Scan the data below. Pull out each line where "person" occurs.

Extracted records:
+++++

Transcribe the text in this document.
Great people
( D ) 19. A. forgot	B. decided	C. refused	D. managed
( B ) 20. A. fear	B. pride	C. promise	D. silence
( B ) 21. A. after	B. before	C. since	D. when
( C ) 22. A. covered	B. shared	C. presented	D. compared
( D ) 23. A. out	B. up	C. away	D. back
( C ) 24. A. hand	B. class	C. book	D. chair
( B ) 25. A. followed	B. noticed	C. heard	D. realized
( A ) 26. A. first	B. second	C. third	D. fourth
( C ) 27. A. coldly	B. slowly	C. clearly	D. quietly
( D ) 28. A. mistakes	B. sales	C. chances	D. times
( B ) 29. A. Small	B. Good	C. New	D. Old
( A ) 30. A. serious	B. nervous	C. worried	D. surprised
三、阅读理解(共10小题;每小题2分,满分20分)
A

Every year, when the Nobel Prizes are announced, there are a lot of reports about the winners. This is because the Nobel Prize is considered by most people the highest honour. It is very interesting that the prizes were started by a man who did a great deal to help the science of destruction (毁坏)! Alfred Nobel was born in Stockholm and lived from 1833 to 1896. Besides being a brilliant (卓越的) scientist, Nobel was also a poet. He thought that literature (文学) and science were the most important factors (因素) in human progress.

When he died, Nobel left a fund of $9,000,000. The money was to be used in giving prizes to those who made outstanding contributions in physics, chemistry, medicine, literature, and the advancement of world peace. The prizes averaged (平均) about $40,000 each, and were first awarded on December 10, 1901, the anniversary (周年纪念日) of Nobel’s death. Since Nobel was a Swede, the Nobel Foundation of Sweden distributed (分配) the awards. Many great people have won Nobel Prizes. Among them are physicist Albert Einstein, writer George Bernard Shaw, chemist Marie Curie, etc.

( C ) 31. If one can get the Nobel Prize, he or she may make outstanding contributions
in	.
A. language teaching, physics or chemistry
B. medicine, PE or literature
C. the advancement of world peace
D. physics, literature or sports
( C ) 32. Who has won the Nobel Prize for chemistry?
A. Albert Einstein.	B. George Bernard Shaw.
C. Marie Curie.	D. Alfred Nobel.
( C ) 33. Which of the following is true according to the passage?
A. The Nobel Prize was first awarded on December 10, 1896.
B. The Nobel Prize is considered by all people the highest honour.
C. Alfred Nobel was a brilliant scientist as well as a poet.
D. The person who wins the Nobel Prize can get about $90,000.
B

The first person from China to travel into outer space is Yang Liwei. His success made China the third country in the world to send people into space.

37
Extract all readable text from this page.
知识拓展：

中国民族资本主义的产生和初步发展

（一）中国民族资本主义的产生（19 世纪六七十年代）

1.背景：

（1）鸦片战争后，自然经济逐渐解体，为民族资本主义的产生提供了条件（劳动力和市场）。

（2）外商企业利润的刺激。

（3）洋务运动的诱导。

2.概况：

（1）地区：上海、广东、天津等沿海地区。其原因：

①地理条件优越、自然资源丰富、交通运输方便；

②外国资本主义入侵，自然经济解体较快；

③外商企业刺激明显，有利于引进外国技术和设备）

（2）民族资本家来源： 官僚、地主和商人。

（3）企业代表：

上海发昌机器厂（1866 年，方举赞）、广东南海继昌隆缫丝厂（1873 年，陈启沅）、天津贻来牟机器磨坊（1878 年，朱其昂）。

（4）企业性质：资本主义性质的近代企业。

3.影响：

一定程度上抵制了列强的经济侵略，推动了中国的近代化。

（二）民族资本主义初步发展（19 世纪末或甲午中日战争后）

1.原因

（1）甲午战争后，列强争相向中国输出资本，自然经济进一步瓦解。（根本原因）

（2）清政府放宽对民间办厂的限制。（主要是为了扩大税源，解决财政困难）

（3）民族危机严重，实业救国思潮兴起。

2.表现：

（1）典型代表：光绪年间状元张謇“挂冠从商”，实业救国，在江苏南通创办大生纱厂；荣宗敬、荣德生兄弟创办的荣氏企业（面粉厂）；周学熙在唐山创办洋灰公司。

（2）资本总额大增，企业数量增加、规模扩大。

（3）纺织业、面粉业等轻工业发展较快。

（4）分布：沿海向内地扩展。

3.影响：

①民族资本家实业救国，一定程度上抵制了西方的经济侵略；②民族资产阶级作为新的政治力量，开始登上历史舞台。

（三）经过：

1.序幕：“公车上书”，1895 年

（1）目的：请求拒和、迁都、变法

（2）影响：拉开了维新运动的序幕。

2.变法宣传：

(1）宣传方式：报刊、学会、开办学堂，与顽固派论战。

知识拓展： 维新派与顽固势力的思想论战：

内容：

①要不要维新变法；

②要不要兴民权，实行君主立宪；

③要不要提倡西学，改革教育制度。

+++++

TASK OUTPUT:
D. The person who wins the Nobel Prize can get about $90,000.
The first person from China to travel into outer space is Yang Liwei. His success made China the third country in the world to send people into space.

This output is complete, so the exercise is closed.